Reproduce the material in full, exactly as written.
Begin Extracted records
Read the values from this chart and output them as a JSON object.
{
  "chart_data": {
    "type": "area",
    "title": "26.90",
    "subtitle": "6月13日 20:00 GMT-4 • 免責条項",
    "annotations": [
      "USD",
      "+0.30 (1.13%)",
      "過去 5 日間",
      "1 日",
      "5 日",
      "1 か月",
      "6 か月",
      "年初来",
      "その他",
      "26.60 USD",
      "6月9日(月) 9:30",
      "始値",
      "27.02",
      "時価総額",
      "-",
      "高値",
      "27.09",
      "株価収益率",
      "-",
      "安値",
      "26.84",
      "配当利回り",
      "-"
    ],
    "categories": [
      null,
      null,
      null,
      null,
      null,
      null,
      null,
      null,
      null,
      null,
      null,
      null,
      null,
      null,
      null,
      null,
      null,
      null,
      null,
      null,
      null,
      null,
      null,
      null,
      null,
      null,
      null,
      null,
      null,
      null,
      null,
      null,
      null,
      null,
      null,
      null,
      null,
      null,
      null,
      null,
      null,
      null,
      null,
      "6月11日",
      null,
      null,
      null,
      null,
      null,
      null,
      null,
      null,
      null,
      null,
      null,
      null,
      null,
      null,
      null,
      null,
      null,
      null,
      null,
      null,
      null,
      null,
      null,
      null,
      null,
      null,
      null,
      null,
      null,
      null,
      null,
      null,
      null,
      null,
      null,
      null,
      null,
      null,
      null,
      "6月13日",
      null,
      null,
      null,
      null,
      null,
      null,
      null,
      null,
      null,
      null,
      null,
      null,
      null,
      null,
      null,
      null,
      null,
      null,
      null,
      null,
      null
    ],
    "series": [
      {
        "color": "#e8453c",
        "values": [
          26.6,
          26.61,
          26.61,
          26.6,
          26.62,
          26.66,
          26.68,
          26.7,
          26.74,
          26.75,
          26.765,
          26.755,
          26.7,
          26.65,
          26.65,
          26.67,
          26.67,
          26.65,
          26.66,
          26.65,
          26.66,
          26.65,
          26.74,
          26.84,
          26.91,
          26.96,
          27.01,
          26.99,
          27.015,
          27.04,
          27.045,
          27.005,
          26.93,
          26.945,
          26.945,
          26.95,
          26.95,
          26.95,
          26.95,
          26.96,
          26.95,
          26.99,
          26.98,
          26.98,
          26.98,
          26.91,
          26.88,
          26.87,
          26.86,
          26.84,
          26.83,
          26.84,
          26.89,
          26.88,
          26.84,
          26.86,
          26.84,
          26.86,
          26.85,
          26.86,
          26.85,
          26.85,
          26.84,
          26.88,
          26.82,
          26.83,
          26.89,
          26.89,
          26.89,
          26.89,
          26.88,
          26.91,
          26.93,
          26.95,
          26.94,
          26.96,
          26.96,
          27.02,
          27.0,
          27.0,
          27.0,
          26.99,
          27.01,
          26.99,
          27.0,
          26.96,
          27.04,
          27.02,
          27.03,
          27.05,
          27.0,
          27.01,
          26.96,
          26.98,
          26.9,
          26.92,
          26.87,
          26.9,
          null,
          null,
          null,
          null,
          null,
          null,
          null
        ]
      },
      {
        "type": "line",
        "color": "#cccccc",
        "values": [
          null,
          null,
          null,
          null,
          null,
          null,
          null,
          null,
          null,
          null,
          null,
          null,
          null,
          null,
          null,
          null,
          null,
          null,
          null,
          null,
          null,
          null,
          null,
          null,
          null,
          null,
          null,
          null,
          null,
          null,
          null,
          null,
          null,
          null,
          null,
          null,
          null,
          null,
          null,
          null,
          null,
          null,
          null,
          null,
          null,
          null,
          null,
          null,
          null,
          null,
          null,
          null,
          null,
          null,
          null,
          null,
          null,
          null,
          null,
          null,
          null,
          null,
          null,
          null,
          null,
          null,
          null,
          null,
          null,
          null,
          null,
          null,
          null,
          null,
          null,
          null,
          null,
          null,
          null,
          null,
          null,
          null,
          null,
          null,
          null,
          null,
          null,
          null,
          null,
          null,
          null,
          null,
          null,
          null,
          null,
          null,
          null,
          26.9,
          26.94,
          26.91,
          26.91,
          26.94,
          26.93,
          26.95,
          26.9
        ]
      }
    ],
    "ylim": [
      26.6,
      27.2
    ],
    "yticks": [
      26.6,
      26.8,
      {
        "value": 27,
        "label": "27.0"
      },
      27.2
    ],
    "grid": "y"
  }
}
End Extracted records
**Correct output**:
Read the values from this chart and output them as a JSON object.
{
  "chart_data": {
    "type": "area",
    "title": "26.90",
    "subtitle": "6月13日 20:00 GMT-4 • 免責条項",
    "annotations": [
      "USD",
      "+0.30 (1.13%)",
      "過去 5 日間",
      "1 日",
      "5 日",
      "1 か月",
      "6 か月",
      "年初来",
      "その他",
      "26.60 USD",
      "6月9日(月) 9:30",
      "始値",
      "27.02",
      "時価総額",
      "-",
      "高値",
      "27.09",
      "株価収益率",
      "-",
      "安値",
      "26.84",
      "配当利回り",
      "-"
    ],
    "categories": [
      null,
      null,
      null,
      null,
      null,
      null,
      null,
      null,
      null,
      null,
      null,
      null,
      null,
      null,
      null,
      null,
      null,
      null,
      null,
      null,
      null,
      null,
      null,
      null,
      null,
      null,
      null,
      null,
      null,
      null,
      null,
      null,
      null,
      null,
      null,
      null,
      null,
      null,
      null,
      null,
      null,
      null,
      null,
      "6月11日",
      null,
      null,
      null,
      null,
      null,
      null,
      null,
      null,
      null,
      null,
      null,
      null,
      null,
      null,
      null,
      null,
      null,
      null,
      null,
      null,
      null,
      null,
      null,
      null,
      null,
      null,
      null,
      null,
      null,
      null,
      null,
      null,
      null,
      null,
      null,
      null,
      null,
      null,
      null,
      "6月13日",
      null,
      null,
      null,
      null,
      null,
      null,
      null,
      null,
      null,
      null,
      null,
      null,
      null,
      null,
      null,
      null,
      null,
      null,
      null,
      null,
      null
    ],
    "series": [
      {
        "color": "#e8453c",
        "values": [
          26.6,
          26.61,
          26.61,
          26.6,
          26.62,
          26.66,
          26.68,
          26.7,
          26.74,
          26.75,
          26.765,
          26.755,
          26.7,
          26.65,
          26.65,
          26.67,
          26.67,
          26.65,
          26.66,
          26.65,
          26.66,
          26.65,
          26.74,
          26.84,
          26.91,
          26.96,
          27.01,
          26.99,
          27.015,
          27.04,
          27.045,
          27.005,
          26.93,
          26.945,
          26.945,
          26.95,
          26.95,
          26.95,
          26.95,
          26.96,
          26.95,
          26.99,
          26.98,
          26.98,
          26.98,
          26.91,
          26.88,
          26.87,
          26.86,
          26.84,
          26.83,
          26.84,
          26.89,
          26.88,
          26.84,
          26.86,
          26.84,
          26.86,
          26.85,
          26.86,
          26.85,
          26.85,
          26.84,
          26.88,
          26.82,
          26.83,
          26.89,
          26.89,
          26.89,
          26.89,
          26.88,
          26.91,
          26.93,
          26.95,
          26.94,
          26.96,
          26.96,
          27.02,
          27.0,
          27.0,
          27.0,
          26.99,
          27.01,
          26.99,
          27.0,
          26.96,
          27.04,
          27.02,
          27.03,
          27.05,
          27.0,
          27.01,
          26.96,
          26.98,
          26.9,
          26.92,
          26.87,
          26.9,
          null,
          null,
          null,
          null,
          null,
          null,
          null
        ]
      },
      {
        "type": "line",
        "color": "#cccccc",
        "values": [
          null,
          null,
          null,
          null,
          null,
          null,
          null,
          null,
          null,
          null,
          null,
          null,
          null,
          null,
          null,
          null,
          null,
          null,
          null,
          null,
          null,
          null,
          null,
          null,
          null,
          null,
          null,
          null,
          null,
          null,
          null,
          null,
          null,
          null,
          null,
          null,
          null,
          null,
          null,
          null,
          null,
          null,
          null,
          null,
          null,
          null,
          null,
          null,
          null,
          null,
          null,
          null,
          null,
          null,
          null,
          null,
          null,
          null,
          null,
          null,
          null,
          null,
          null,
          null,
          null,
          null,
          null,
          null,
          null,
          null,
          null,
          null,
          null,
          null,
          null,
          null,
          null,
          null,
          null,
          null,
          null,
          null,
          null,
          null,
          null,
          null,
          null,
          null,
          null,
          null,
          null,
          null,
          null,
          null,
          null,
          null,
          null,
          26.9,
          26.94,
          26.91,
          26.91,
          26.94,
          26.93,
          26.95,
          26.9
        ]
      }
    ],
    "ylim": [
      26.6,
      27.2
    ],
    "yticks": [
      26.6,
      26.8,
      {
        "value": 27,
        "label": "27.0"
      },
      27.2
    ],
    "grid": "y"
  }
}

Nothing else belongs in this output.